— begin THE RECORDS —

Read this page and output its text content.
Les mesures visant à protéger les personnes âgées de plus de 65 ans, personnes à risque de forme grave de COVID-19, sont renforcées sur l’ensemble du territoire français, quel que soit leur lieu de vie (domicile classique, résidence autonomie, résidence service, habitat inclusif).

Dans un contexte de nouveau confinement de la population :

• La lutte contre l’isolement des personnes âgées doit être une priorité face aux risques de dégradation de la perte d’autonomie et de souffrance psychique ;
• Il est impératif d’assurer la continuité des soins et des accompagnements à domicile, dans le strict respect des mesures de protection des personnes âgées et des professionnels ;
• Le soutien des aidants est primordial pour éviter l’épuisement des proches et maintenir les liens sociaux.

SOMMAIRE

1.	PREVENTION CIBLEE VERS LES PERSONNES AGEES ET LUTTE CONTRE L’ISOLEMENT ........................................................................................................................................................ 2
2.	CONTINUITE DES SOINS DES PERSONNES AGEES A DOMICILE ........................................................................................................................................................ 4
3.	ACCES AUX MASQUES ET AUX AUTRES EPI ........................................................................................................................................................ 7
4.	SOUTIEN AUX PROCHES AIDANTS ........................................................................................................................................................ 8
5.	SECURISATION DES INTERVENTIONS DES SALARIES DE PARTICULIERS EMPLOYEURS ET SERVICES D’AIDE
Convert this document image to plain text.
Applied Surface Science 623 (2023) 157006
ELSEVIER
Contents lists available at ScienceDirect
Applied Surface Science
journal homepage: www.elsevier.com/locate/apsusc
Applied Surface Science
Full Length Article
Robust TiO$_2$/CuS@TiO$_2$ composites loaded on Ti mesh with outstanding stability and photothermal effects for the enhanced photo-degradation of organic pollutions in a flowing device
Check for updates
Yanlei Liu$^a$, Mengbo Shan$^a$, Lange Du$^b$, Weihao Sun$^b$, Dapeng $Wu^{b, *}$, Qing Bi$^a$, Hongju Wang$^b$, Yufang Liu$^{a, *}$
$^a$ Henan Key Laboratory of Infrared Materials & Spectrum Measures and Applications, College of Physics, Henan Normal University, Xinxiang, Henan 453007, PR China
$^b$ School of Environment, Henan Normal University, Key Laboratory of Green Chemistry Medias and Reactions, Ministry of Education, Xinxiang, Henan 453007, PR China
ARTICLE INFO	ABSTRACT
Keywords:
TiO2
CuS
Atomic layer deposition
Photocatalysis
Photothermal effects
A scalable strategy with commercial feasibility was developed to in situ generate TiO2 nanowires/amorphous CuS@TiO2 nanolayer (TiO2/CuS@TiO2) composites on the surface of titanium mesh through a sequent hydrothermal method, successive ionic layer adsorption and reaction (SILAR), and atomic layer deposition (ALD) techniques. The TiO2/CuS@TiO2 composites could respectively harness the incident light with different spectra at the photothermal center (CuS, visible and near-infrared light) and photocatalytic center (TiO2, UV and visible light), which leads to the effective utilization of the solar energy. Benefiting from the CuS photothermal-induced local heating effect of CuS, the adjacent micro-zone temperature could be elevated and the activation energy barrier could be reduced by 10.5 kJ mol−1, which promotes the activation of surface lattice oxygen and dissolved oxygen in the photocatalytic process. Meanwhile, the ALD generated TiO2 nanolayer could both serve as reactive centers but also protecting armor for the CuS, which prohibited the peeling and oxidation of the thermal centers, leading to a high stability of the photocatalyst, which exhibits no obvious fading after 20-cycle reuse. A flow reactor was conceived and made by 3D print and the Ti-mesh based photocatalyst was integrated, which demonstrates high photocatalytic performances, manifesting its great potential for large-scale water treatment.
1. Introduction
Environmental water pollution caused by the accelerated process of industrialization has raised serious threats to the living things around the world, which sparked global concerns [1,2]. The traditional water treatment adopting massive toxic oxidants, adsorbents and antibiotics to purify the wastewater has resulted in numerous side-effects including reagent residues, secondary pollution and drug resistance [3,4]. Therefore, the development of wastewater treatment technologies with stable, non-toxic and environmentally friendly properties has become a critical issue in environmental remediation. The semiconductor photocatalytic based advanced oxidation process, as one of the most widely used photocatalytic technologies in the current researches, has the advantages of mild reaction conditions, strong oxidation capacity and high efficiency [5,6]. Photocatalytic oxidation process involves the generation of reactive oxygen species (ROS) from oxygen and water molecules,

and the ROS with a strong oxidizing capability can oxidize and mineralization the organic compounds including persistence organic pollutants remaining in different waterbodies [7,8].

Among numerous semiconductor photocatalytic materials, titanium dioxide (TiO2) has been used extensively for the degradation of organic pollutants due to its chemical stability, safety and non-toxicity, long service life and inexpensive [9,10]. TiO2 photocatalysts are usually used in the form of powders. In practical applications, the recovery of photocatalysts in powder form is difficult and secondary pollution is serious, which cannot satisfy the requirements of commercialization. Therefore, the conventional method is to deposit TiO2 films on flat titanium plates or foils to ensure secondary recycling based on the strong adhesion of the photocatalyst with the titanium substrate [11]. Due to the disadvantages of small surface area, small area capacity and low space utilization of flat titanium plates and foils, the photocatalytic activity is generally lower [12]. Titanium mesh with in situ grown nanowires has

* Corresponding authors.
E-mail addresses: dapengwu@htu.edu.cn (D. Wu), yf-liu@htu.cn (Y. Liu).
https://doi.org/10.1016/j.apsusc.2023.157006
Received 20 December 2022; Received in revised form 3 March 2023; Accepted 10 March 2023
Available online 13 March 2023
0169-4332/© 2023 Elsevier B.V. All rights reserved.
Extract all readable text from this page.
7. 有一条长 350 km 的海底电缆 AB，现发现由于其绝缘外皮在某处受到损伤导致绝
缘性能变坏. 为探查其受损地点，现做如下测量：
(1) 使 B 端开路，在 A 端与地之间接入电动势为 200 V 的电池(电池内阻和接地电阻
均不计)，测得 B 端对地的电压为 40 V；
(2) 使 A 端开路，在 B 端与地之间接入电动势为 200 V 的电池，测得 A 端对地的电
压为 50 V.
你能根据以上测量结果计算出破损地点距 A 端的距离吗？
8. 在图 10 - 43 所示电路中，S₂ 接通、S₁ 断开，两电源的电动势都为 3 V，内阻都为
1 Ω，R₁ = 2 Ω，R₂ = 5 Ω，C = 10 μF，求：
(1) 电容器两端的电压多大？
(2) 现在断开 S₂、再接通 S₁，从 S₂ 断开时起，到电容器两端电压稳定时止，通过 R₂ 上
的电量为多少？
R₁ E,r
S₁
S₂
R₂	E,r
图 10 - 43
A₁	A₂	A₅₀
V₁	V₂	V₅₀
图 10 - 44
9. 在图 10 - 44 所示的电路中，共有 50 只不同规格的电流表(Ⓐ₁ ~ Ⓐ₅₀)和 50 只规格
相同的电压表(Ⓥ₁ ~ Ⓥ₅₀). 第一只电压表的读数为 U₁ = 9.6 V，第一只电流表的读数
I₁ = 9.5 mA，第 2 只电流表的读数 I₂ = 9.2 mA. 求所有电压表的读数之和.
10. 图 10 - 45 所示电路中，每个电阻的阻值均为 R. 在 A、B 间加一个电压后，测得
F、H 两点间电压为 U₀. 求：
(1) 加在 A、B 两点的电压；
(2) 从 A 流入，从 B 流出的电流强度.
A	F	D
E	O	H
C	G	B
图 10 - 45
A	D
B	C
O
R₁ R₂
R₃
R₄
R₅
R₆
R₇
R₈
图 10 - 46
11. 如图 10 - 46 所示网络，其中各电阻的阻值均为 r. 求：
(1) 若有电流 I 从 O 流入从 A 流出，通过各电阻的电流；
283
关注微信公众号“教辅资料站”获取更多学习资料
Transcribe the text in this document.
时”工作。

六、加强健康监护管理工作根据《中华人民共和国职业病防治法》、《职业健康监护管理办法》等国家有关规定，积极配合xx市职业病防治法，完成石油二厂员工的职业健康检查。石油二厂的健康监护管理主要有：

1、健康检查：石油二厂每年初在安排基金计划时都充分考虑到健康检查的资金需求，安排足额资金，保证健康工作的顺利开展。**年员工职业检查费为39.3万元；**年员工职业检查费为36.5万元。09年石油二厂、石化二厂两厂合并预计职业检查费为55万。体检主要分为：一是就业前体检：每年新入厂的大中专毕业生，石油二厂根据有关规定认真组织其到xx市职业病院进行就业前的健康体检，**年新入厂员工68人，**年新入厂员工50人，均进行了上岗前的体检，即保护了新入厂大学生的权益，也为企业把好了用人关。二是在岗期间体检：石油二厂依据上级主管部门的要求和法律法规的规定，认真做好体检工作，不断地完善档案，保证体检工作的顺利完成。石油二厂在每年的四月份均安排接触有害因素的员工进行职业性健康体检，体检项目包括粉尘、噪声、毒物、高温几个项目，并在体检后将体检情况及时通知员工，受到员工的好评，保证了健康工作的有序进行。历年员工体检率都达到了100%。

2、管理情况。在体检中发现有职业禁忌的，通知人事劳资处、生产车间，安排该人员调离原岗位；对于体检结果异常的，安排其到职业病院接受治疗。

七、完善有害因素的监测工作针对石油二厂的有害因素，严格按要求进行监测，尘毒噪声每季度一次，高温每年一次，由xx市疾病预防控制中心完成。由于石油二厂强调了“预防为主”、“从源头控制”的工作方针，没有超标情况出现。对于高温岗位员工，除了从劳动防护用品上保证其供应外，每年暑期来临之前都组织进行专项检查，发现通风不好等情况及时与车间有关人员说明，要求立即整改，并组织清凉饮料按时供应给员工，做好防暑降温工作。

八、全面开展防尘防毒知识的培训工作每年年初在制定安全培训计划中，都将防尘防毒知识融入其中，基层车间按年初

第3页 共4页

— end THE RECORDS —

WHAT THE TASK ASKS ::
Nothing but the lines from the one with "Transcribe the text in this document." through the end of the data above should be repeated, each exactly as it stands.

COMPLETE RESPONSE ::
Transcribe the text in this document.
时”工作。

六、加强健康监护管理工作根据《中华人民共和国职业病防治法》、《职业健康监护管理办法》等国家有关规定，积极配合xx市职业病防治法，完成石油二厂员工的职业健康检查。石油二厂的健康监护管理主要有：

1、健康检查：石油二厂每年初在安排基金计划时都充分考虑到健康检查的资金需求，安排足额资金，保证健康工作的顺利开展。**年员工职业检查费为39.3万元；**年员工职业检查费为36.5万元。09年石油二厂、石化二厂两厂合并预计职业检查费为55万。体检主要分为：一是就业前体检：每年新入厂的大中专毕业生，石油二厂根据有关规定认真组织其到xx市职业病院进行就业前的健康体检，**年新入厂员工68人，**年新入厂员工50人，均进行了上岗前的体检，即保护了新入厂大学生的权益，也为企业把好了用人关。二是在岗期间体检：石油二厂依据上级主管部门的要求和法律法规的规定，认真做好体检工作，不断地完善档案，保证体检工作的顺利完成。石油二厂在每年的四月份均安排接触有害因素的员工进行职业性健康体检，体检项目包括粉尘、噪声、毒物、高温几个项目，并在体检后将体检情况及时通知员工，受到员工的好评，保证了健康工作的有序进行。历年员工体检率都达到了100%。

2、管理情况。在体检中发现有职业禁忌的，通知人事劳资处、生产车间，安排该人员调离原岗位；对于体检结果异常的，安排其到职业病院接受治疗。

七、完善有害因素的监测工作针对石油二厂的有害因素，严格按要求进行监测，尘毒噪声每季度一次，高温每年一次，由xx市疾病预防控制中心完成。由于石油二厂强调了“预防为主”、“从源头控制”的工作方针，没有超标情况出现。对于高温岗位员工，除了从劳动防护用品上保证其供应外，每年暑期来临之前都组织进行专项检查，发现通风不好等情况及时与车间有关人员说明，要求立即整改，并组织清凉饮料按时供应给员工，做好防暑降温工作。

八、全面开展防尘防毒知识的培训工作每年年初在制定安全培训计划中，都将防尘防毒知识融入其中，基层车间按年初

第3页 共4页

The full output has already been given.